WHAT NEEDS TO BE DONE
Quote every line as written. Omit pictures.

ENTRIES PROVIDED

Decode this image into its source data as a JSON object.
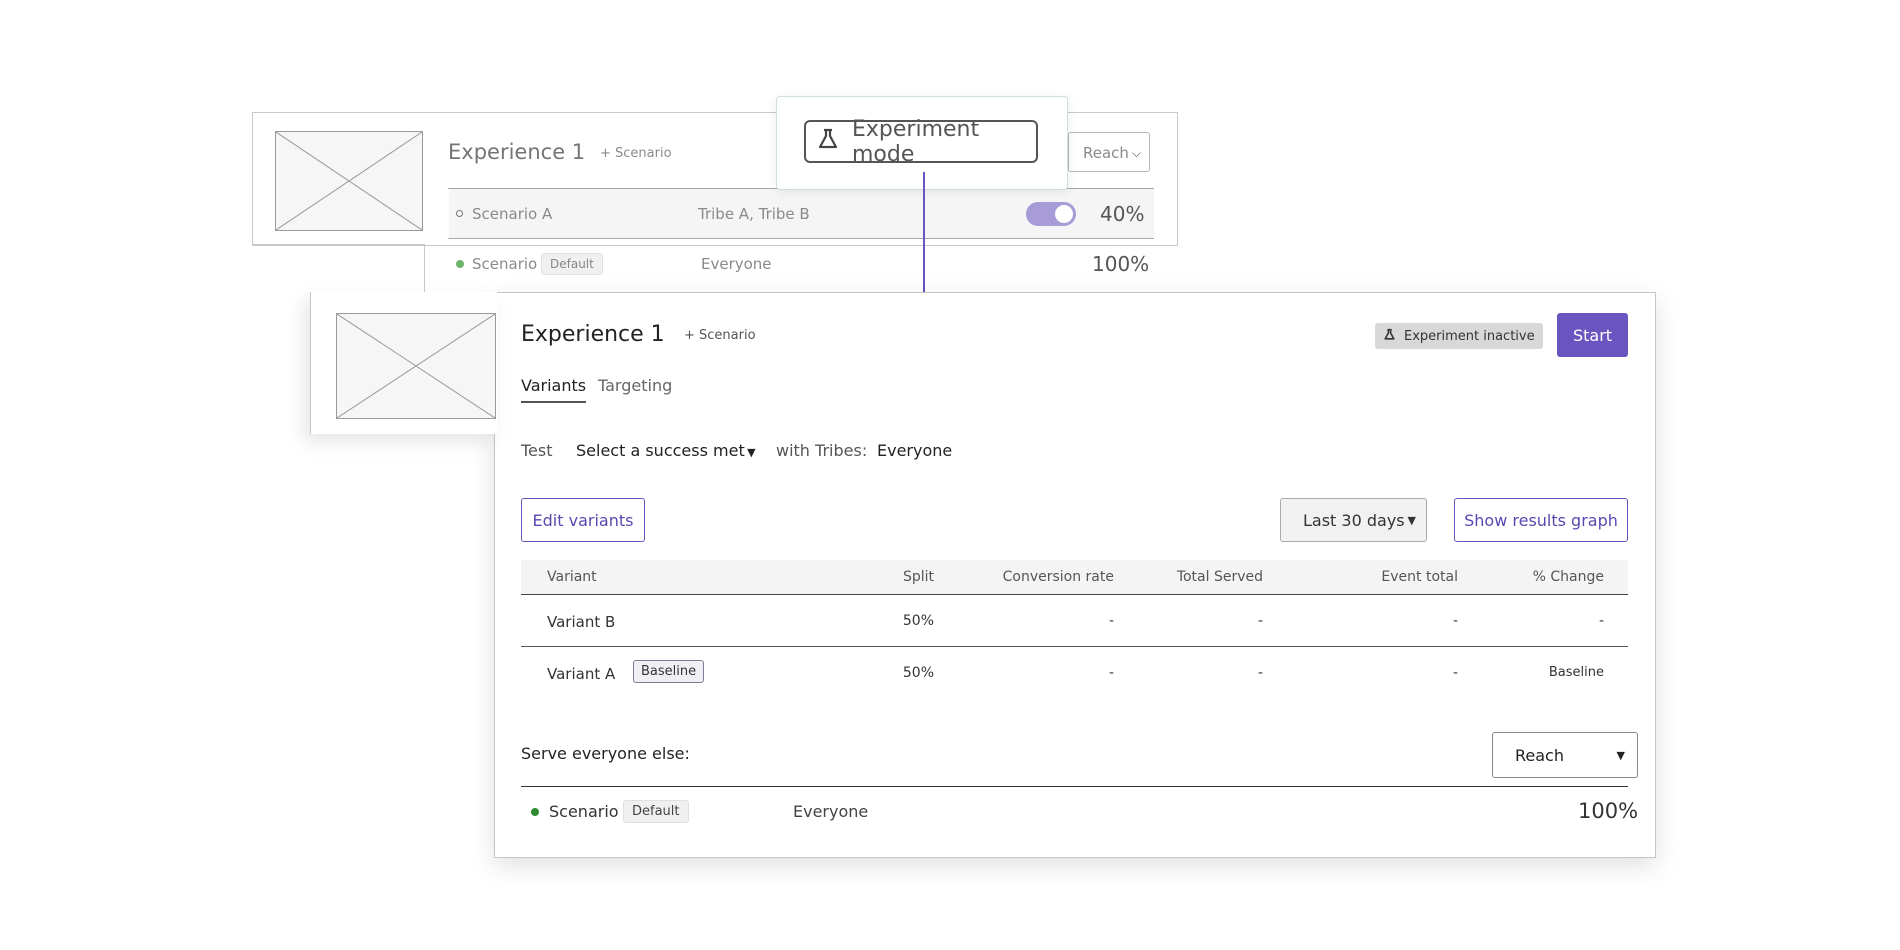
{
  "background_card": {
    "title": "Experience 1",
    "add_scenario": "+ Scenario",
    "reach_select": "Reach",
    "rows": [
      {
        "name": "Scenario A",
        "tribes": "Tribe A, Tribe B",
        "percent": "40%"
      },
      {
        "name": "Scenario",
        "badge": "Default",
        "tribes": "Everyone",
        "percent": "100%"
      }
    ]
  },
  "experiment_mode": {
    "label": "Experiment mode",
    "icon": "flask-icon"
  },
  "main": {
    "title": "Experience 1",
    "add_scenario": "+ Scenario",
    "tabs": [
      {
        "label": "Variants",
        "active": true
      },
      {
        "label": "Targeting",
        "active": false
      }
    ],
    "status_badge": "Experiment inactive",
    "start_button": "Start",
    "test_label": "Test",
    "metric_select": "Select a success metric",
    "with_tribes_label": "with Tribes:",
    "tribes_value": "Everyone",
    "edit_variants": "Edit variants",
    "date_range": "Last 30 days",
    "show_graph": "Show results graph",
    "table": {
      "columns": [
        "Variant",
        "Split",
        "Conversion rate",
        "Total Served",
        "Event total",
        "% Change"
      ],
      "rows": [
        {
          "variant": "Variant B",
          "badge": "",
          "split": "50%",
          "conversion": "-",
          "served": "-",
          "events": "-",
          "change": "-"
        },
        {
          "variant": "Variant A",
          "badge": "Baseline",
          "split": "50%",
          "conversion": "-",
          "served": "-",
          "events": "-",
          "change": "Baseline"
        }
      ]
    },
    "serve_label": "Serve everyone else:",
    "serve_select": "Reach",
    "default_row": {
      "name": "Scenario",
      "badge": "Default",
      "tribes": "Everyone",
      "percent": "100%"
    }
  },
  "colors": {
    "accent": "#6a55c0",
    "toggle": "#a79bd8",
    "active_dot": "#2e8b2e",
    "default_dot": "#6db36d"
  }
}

REPLY TO THE TASK
Decode this image into its source data as a JSON object.
{
  "background_card": {
    "title": "Experience 1",
    "add_scenario": "+ Scenario",
    "reach_select": "Reach",
    "rows": [
      {
        "name": "Scenario A",
        "tribes": "Tribe A, Tribe B",
        "percent": "40%"
      },
      {
        "name": "Scenario",
        "badge": "Default",
        "tribes": "Everyone",
        "percent": "100%"
      }
    ]
  },
  "experiment_mode": {
    "label": "Experiment mode",
    "icon": "flask-icon"
  },
  "main": {
    "title": "Experience 1",
    "add_scenario": "+ Scenario",
    "tabs": [
      {
        "label": "Variants",
        "active": true
      },
      {
        "label": "Targeting",
        "active": false
      }
    ],
    "status_badge": "Experiment inactive",
    "start_button": "Start",
    "test_label": "Test",
    "metric_select": "Select a success metric",
    "with_tribes_label": "with Tribes:",
    "tribes_value": "Everyone",
    "edit_variants": "Edit variants",
    "date_range": "Last 30 days",
    "show_graph": "Show results graph",
    "table": {
      "columns": [
        "Variant",
        "Split",
        "Conversion rate",
        "Total Served",
        "Event total",
        "% Change"
      ],
      "rows": [
        {
          "variant": "Variant B",
          "badge": "",
          "split": "50%",
          "conversion": "-",
          "served": "-",
          "events": "-",
          "change": "-"
        },
        {
          "variant": "Variant A",
          "badge": "Baseline",
          "split": "50%",
          "conversion": "-",
          "served": "-",
          "events": "-",
          "change": "Baseline"
        }
      ]
    },
    "serve_label": "Serve everyone else:",
    "serve_select": "Reach",
    "default_row": {
      "name": "Scenario",
      "badge": "Default",
      "tribes": "Everyone",
      "percent": "100%"
    }
  },
  "colors": {
    "accent": "#6a55c0",
    "toggle": "#a79bd8",
    "active_dot": "#2e8b2e",
    "default_dot": "#6db36d"
  }
}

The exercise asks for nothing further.